• WHAT IS REQUIRED: Repeat all of the material exactly as given.

• SOURCE DATA:
— BEGIN —
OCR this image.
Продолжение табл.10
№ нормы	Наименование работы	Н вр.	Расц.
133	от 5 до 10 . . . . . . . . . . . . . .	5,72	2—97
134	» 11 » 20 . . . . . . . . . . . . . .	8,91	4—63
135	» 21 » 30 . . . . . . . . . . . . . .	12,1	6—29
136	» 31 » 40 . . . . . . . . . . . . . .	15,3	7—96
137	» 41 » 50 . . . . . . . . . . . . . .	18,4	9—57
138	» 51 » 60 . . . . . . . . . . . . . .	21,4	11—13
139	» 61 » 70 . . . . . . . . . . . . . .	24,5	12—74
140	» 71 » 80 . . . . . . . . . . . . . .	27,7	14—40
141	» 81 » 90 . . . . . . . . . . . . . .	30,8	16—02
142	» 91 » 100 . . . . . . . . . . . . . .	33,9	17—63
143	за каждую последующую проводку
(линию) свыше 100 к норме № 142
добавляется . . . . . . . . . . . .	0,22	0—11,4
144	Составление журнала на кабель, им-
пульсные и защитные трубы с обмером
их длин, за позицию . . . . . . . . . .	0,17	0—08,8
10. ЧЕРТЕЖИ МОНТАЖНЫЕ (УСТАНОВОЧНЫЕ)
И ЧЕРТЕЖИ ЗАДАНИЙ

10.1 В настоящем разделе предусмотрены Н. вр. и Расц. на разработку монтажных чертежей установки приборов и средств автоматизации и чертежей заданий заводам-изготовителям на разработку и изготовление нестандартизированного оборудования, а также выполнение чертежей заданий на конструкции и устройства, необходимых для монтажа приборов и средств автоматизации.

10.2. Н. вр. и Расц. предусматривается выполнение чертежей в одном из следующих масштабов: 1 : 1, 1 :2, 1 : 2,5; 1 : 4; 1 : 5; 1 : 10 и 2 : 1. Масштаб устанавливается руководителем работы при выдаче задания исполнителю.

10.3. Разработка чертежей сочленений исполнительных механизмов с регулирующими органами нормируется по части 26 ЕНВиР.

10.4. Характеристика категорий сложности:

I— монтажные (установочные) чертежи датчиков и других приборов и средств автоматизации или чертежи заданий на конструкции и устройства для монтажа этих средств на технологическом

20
— END —
• FINAL RESULT:
OCR this image.
Продолжение табл.10
№ нормы	Наименование работы	Н вр.	Расц.
133	от 5 до 10 . . . . . . . . . . . . . .	5,72	2—97
134	» 11 » 20 . . . . . . . . . . . . . .	8,91	4—63
135	» 21 » 30 . . . . . . . . . . . . . .	12,1	6—29
136	» 31 » 40 . . . . . . . . . . . . . .	15,3	7—96
137	» 41 » 50 . . . . . . . . . . . . . .	18,4	9—57
138	» 51 » 60 . . . . . . . . . . . . . .	21,4	11—13
139	» 61 » 70 . . . . . . . . . . . . . .	24,5	12—74
140	» 71 » 80 . . . . . . . . . . . . . .	27,7	14—40
141	» 81 » 90 . . . . . . . . . . . . . .	30,8	16—02
142	» 91 » 100 . . . . . . . . . . . . . .	33,9	17—63
143	за каждую последующую проводку
(линию) свыше 100 к норме № 142
добавляется . . . . . . . . . . . .	0,22	0—11,4
144	Составление журнала на кабель, им-
пульсные и защитные трубы с обмером
их длин, за позицию . . . . . . . . . .	0,17	0—08,8
10. ЧЕРТЕЖИ МОНТАЖНЫЕ (УСТАНОВОЧНЫЕ)
И ЧЕРТЕЖИ ЗАДАНИЙ

10.1 В настоящем разделе предусмотрены Н. вр. и Расц. на разработку монтажных чертежей установки приборов и средств автоматизации и чертежей заданий заводам-изготовителям на разработку и изготовление нестандартизированного оборудования, а также выполнение чертежей заданий на конструкции и устройства, необходимых для монтажа приборов и средств автоматизации.

10.2. Н. вр. и Расц. предусматривается выполнение чертежей в одном из следующих масштабов: 1 : 1, 1 :2, 1 : 2,5; 1 : 4; 1 : 5; 1 : 10 и 2 : 1. Масштаб устанавливается руководителем работы при выдаче задания исполнителю.

10.3. Разработка чертежей сочленений исполнительных механизмов с регулирующими органами нормируется по части 26 ЕНВиР.

10.4. Характеристика категорий сложности:

I— монтажные (установочные) чертежи датчиков и других приборов и средств автоматизации или чертежи заданий на конструкции и устройства для монтажа этих средств на технологическом

20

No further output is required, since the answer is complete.